YOUR GOAL: Work through the data below line by line and say how many lines hold "Schule"; give only the number.

========

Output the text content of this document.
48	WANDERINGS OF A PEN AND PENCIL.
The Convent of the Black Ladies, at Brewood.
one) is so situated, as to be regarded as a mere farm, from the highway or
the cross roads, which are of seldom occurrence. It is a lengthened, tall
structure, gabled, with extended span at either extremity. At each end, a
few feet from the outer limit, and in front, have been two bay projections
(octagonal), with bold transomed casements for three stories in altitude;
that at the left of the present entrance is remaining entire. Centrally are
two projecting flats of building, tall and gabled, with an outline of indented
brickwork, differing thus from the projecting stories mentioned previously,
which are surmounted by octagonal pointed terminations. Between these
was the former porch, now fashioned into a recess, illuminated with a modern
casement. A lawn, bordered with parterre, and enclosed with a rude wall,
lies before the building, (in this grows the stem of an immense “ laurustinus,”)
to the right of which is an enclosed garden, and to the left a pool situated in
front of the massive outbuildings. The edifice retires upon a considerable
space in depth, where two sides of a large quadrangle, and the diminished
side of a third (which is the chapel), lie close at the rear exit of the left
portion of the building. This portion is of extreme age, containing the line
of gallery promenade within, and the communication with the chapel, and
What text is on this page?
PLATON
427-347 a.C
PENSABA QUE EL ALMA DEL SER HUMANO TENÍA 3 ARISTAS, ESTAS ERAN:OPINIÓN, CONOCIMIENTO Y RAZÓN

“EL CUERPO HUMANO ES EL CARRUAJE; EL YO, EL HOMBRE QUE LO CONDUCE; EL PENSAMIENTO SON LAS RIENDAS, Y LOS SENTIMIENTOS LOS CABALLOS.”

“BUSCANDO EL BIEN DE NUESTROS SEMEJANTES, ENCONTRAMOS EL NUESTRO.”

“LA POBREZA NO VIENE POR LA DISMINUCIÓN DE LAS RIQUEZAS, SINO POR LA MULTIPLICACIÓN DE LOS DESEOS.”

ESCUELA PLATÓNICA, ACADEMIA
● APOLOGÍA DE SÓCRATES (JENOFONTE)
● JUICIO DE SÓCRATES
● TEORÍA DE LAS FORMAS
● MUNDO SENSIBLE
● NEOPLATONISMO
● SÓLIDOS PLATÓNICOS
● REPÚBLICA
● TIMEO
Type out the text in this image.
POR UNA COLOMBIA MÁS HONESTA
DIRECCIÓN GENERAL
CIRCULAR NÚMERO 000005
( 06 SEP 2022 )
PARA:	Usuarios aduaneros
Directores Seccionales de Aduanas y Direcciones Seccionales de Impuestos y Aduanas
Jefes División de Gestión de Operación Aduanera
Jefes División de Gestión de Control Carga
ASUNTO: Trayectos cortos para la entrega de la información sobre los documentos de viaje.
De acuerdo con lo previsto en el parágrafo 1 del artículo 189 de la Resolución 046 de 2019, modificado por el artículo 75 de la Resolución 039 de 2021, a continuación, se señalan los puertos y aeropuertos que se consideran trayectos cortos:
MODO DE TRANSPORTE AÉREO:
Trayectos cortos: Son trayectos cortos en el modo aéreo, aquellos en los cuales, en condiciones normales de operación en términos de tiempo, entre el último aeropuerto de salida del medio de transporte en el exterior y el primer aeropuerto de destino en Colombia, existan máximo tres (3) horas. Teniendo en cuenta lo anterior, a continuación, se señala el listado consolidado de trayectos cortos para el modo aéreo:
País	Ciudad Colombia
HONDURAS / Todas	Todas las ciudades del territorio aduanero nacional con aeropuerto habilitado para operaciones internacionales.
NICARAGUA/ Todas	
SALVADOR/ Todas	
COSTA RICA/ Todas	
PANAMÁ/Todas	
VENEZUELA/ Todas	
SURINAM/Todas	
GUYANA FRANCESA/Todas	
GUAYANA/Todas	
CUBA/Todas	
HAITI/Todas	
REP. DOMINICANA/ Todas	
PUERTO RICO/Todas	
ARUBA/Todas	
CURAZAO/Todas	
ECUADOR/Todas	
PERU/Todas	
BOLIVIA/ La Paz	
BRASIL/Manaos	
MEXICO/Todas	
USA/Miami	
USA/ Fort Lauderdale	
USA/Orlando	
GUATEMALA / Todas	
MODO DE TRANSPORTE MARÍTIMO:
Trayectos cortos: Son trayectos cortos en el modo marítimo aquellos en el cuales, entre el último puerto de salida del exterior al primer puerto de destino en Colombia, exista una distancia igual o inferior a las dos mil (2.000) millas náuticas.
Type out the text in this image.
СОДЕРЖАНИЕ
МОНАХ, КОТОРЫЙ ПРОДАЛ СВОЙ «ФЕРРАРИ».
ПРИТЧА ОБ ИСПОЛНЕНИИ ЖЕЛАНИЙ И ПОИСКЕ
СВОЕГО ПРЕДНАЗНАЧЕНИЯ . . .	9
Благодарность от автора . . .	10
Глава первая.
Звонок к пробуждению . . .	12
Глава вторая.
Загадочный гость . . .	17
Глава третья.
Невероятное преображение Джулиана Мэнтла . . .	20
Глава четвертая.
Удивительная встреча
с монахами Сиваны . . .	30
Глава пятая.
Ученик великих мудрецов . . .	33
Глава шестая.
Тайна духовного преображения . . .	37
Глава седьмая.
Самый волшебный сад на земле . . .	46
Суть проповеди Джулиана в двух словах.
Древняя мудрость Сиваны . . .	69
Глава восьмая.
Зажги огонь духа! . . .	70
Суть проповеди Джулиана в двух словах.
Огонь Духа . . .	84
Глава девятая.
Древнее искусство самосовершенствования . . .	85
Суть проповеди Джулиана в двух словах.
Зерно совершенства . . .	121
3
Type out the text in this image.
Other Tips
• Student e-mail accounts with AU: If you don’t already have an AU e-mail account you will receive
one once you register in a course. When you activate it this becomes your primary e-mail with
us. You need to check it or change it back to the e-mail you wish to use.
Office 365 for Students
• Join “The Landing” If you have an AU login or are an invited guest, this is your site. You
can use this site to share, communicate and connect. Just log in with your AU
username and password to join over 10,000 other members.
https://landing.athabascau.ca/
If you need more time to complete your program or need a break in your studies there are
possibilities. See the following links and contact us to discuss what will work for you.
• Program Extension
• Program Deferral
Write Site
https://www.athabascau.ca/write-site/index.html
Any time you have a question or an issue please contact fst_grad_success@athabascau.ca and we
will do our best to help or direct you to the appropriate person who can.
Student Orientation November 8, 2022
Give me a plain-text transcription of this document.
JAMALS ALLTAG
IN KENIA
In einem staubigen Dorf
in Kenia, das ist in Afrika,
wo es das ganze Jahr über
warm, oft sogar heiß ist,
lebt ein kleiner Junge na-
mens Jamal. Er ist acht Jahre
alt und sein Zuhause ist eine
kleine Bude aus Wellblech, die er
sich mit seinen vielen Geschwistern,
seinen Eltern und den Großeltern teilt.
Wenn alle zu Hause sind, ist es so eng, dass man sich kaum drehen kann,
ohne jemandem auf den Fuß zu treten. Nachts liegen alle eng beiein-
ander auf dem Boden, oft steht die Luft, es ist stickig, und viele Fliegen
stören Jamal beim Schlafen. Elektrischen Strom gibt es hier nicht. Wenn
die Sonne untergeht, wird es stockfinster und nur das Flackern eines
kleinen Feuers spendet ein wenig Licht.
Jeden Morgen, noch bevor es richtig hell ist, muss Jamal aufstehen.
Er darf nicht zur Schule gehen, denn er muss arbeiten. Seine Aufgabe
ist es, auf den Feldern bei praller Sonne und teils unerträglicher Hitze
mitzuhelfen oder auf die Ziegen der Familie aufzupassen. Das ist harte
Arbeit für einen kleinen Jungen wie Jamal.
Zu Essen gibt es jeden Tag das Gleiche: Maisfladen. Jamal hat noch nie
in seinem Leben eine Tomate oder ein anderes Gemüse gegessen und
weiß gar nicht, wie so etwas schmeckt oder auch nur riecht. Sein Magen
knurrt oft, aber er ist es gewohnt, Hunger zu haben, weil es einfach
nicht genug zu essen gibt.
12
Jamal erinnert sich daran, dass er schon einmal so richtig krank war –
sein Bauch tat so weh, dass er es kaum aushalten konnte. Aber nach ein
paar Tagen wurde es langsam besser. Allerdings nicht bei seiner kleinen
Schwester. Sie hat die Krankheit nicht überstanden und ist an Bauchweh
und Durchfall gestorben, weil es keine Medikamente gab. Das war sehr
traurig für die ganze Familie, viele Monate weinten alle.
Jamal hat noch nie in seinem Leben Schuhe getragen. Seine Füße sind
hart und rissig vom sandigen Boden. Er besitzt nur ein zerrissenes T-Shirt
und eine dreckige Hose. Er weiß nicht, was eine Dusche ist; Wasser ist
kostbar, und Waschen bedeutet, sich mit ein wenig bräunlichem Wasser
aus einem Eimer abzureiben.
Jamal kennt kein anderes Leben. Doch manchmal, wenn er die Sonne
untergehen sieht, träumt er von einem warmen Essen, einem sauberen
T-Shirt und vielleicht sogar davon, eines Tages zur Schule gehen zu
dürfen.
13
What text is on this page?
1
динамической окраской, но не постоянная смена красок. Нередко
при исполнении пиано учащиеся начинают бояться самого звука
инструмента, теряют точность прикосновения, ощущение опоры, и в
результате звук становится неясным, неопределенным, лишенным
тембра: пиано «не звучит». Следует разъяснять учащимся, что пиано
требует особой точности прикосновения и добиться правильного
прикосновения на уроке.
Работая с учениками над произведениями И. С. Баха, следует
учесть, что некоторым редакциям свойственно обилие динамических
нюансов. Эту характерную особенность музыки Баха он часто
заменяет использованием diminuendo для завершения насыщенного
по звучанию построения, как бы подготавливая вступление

========

EXERCISE ANSWER: 2